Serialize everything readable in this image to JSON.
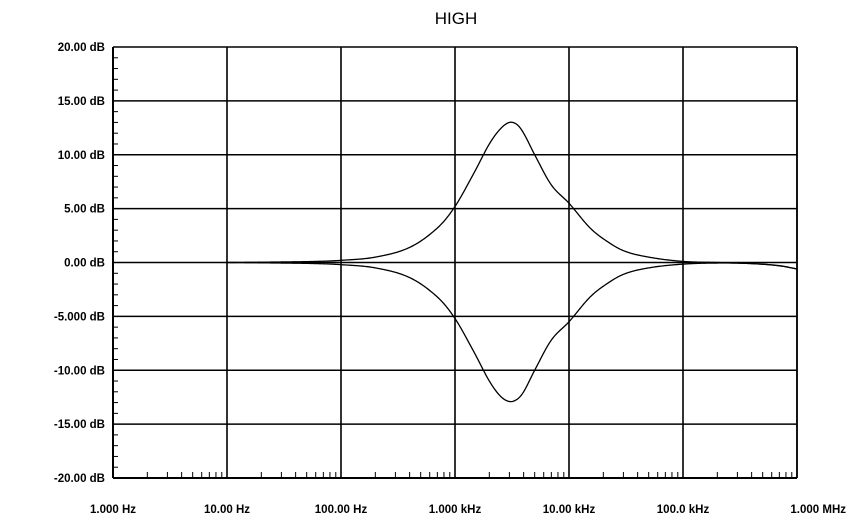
{
  "chart_data": {
    "type": "line",
    "title": "HIGH",
    "xlabel": "",
    "ylabel": "",
    "x_scale": "log",
    "xlim": [
      1,
      1000000
    ],
    "ylim": [
      -20,
      20
    ],
    "grid": true,
    "x_ticks": [
      {
        "value": 1,
        "label": "1.000 Hz"
      },
      {
        "value": 10,
        "label": "10.00 Hz"
      },
      {
        "value": 100,
        "label": "100.00 Hz"
      },
      {
        "value": 1000,
        "label": "1.000 kHz"
      },
      {
        "value": 10000,
        "label": "10.00 kHz"
      },
      {
        "value": 100000,
        "label": "100.0 kHz"
      },
      {
        "value": 1000000,
        "label": "1.000 MHz"
      }
    ],
    "y_ticks": [
      {
        "value": 20,
        "label": "20.00 dB"
      },
      {
        "value": 15,
        "label": "15.00 dB"
      },
      {
        "value": 10,
        "label": "10.00 dB"
      },
      {
        "value": 5,
        "label": "5.00 dB"
      },
      {
        "value": 0,
        "label": "0.00 dB"
      },
      {
        "value": -5,
        "label": "-5.000 dB"
      },
      {
        "value": -10,
        "label": "-10.00 dB"
      },
      {
        "value": -15,
        "label": "-15.00 dB"
      },
      {
        "value": -20,
        "label": "-20.00 dB"
      }
    ],
    "series": [
      {
        "color": "#000000",
        "x": [
          10,
          30,
          60,
          100,
          200,
          400,
          700,
          1000,
          1500,
          2000,
          2500,
          3000,
          3500,
          4000,
          5000,
          7000,
          10000,
          15000,
          20000,
          30000,
          50000,
          100000,
          200000,
          400000,
          700000,
          1000000
        ],
        "y": [
          0,
          0.05,
          0.1,
          0.2,
          0.5,
          1.4,
          3.2,
          5.2,
          8.5,
          11.0,
          12.4,
          13.0,
          12.8,
          12.0,
          10.0,
          7.2,
          5.5,
          3.3,
          2.2,
          1.1,
          0.5,
          0.1,
          0.0,
          -0.1,
          -0.3,
          -0.6
        ]
      },
      {
        "color": "#000000",
        "x": [
          10,
          30,
          60,
          100,
          200,
          400,
          700,
          1000,
          1500,
          2000,
          2500,
          3000,
          3500,
          4000,
          5000,
          7000,
          10000,
          15000,
          20000,
          30000,
          50000,
          100000,
          200000,
          400000,
          700000,
          1000000
        ],
        "y": [
          0,
          -0.05,
          -0.1,
          -0.2,
          -0.5,
          -1.4,
          -3.2,
          -5.2,
          -8.5,
          -11.0,
          -12.4,
          -12.9,
          -12.7,
          -12.0,
          -10.0,
          -7.2,
          -5.5,
          -3.3,
          -2.2,
          -1.1,
          -0.5,
          -0.15,
          -0.05,
          -0.1,
          -0.3,
          -0.6
        ]
      }
    ]
  }
}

────

> **What you should do**: Pictures are excluded; repeat every record exactly.

> **Exercise response**:
Serialize everything readable in this image to JSON.
{
  "chart_data": {
    "type": "line",
    "title": "HIGH",
    "xlabel": "",
    "ylabel": "",
    "x_scale": "log",
    "xlim": [
      1,
      1000000
    ],
    "ylim": [
      -20,
      20
    ],
    "grid": true,
    "x_ticks": [
      {
        "value": 1,
        "label": "1.000 Hz"
      },
      {
        "value": 10,
        "label": "10.00 Hz"
      },
      {
        "value": 100,
        "label": "100.00 Hz"
      },
      {
        "value": 1000,
        "label": "1.000 kHz"
      },
      {
        "value": 10000,
        "label": "10.00 kHz"
      },
      {
        "value": 100000,
        "label": "100.0 kHz"
      },
      {
        "value": 1000000,
        "label": "1.000 MHz"
      }
    ],
    "y_ticks": [
      {
        "value": 20,
        "label": "20.00 dB"
      },
      {
        "value": 15,
        "label": "15.00 dB"
      },
      {
        "value": 10,
        "label": "10.00 dB"
      },
      {
        "value": 5,
        "label": "5.00 dB"
      },
      {
        "value": 0,
        "label": "0.00 dB"
      },
      {
        "value": -5,
        "label": "-5.000 dB"
      },
      {
        "value": -10,
        "label": "-10.00 dB"
      },
      {
        "value": -15,
        "label": "-15.00 dB"
      },
      {
        "value": -20,
        "label": "-20.00 dB"
      }
    ],
    "series": [
      {
        "color": "#000000",
        "x": [
          10,
          30,
          60,
          100,
          200,
          400,
          700,
          1000,
          1500,
          2000,
          2500,
          3000,
          3500,
          4000,
          5000,
          7000,
          10000,
          15000,
          20000,
          30000,
          50000,
          100000,
          200000,
          400000,
          700000,
          1000000
        ],
        "y": [
          0,
          0.05,
          0.1,
          0.2,
          0.5,
          1.4,
          3.2,
          5.2,
          8.5,
          11.0,
          12.4,
          13.0,
          12.8,
          12.0,
          10.0,
          7.2,
          5.5,
          3.3,
          2.2,
          1.1,
          0.5,
          0.1,
          0.0,
          -0.1,
          -0.3,
          -0.6
        ]
      },
      {
        "color": "#000000",
        "x": [
          10,
          30,
          60,
          100,
          200,
          400,
          700,
          1000,
          1500,
          2000,
          2500,
          3000,
          3500,
          4000,
          5000,
          7000,
          10000,
          15000,
          20000,
          30000,
          50000,
          100000,
          200000,
          400000,
          700000,
          1000000
        ],
        "y": [
          0,
          -0.05,
          -0.1,
          -0.2,
          -0.5,
          -1.4,
          -3.2,
          -5.2,
          -8.5,
          -11.0,
          -12.4,
          -12.9,
          -12.7,
          -12.0,
          -10.0,
          -7.2,
          -5.5,
          -3.3,
          -2.2,
          -1.1,
          -0.5,
          -0.15,
          -0.05,
          -0.1,
          -0.3,
          -0.6
        ]
      }
    ]
  }
}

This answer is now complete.